How many lines in the records below hold the string "JSON"? Answer with the number alone.

[Structured figure records]
§ §

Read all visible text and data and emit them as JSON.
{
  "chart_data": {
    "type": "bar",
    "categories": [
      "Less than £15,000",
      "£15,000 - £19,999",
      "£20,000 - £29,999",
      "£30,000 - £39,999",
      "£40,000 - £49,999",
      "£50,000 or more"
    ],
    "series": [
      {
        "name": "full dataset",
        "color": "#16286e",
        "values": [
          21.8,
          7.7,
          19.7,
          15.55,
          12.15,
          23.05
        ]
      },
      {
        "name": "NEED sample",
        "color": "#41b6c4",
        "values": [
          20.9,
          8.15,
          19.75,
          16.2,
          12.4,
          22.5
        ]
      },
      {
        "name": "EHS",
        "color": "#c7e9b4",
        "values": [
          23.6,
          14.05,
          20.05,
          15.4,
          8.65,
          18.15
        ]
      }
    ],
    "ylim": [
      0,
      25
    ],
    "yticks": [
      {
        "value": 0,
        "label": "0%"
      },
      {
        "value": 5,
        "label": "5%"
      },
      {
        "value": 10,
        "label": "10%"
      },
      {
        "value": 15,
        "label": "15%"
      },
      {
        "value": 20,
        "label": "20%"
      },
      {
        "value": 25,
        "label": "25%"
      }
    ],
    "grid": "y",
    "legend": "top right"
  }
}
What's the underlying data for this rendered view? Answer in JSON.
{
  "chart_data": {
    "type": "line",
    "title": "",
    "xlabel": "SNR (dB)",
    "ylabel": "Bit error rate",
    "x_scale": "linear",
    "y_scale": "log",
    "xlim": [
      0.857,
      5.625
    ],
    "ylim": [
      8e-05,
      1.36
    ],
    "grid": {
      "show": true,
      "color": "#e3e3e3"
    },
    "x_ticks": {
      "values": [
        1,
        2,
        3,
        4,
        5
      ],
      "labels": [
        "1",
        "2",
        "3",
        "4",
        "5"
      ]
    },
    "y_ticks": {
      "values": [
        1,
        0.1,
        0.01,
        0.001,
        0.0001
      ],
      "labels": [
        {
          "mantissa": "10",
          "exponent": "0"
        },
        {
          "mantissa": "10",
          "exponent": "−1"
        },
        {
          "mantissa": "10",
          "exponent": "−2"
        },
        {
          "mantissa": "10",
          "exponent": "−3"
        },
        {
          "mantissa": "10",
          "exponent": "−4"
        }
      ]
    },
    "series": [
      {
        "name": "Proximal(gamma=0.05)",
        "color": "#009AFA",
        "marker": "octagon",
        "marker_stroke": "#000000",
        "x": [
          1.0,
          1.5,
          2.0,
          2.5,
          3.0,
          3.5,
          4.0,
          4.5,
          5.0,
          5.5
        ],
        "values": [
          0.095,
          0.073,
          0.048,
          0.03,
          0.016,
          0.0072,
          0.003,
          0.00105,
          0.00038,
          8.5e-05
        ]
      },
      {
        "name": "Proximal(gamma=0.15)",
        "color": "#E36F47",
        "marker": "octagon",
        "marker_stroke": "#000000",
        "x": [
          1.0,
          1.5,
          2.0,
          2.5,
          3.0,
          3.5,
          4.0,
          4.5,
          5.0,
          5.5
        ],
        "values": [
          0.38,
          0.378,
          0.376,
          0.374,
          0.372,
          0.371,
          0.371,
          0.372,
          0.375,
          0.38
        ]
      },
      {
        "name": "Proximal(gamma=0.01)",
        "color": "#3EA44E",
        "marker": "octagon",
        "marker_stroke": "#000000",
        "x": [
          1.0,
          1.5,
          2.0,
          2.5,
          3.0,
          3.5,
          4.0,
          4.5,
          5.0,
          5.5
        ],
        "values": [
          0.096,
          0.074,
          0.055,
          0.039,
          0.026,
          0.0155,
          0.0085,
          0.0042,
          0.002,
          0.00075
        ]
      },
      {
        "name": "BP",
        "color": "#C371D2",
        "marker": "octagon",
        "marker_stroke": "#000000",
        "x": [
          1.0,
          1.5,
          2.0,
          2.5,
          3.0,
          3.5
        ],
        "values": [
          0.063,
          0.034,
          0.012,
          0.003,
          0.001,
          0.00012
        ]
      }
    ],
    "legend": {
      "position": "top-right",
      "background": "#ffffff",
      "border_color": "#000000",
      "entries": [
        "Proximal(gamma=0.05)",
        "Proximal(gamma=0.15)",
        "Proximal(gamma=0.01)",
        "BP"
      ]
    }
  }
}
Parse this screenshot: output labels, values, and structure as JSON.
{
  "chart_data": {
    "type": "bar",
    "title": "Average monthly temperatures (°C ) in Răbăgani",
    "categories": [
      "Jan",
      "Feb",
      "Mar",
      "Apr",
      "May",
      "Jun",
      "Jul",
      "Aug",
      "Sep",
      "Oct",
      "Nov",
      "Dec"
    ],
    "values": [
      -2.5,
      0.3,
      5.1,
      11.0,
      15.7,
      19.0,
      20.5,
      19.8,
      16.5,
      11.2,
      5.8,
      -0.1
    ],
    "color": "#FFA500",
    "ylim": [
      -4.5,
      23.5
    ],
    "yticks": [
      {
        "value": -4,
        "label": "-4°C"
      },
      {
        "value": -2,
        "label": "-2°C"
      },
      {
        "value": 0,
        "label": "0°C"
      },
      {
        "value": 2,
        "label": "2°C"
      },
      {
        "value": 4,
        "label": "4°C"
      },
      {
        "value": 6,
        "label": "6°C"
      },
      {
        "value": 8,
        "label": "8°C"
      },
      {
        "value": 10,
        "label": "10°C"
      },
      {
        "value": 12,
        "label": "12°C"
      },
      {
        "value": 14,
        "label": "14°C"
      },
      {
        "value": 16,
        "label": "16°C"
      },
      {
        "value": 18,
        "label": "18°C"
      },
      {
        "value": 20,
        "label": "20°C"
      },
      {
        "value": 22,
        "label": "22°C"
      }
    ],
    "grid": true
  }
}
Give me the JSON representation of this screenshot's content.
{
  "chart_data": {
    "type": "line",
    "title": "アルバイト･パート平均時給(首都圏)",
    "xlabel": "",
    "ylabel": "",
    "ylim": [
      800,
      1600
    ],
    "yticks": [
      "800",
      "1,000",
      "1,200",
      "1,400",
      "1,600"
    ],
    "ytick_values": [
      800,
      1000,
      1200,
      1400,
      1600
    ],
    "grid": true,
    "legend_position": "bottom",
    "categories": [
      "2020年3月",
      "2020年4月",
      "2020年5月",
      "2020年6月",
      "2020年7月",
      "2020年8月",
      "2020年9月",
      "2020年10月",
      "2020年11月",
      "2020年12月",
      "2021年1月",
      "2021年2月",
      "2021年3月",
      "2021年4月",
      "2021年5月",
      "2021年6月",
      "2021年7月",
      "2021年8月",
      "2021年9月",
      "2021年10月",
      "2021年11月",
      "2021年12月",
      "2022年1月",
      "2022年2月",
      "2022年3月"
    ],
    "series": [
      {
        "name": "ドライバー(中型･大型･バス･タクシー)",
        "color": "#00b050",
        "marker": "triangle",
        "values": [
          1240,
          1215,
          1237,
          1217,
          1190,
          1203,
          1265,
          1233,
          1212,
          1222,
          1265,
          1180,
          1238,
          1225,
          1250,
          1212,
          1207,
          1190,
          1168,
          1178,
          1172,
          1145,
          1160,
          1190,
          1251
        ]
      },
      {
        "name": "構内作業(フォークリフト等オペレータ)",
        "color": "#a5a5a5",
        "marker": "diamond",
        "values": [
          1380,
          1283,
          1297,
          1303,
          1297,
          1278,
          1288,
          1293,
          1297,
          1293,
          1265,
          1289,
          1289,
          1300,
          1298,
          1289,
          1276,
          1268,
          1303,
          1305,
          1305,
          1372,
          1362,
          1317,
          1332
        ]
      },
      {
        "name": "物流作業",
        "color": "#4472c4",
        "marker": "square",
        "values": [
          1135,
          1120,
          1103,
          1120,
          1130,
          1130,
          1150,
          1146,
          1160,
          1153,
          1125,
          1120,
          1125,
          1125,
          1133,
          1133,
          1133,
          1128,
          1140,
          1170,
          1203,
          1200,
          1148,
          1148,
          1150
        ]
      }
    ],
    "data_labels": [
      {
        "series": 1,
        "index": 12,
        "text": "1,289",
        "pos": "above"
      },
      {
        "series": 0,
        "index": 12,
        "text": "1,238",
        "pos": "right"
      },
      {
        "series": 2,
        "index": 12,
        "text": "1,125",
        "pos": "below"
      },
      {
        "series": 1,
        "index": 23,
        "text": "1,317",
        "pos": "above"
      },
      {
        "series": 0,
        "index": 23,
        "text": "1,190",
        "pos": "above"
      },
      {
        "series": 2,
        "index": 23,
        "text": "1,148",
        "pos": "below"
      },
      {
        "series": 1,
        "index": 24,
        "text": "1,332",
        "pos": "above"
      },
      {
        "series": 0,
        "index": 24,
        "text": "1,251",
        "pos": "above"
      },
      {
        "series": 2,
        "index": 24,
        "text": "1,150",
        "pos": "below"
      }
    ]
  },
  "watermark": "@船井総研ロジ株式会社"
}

§ §

→ **SOLUTION TO THIS PROBLEM**: 4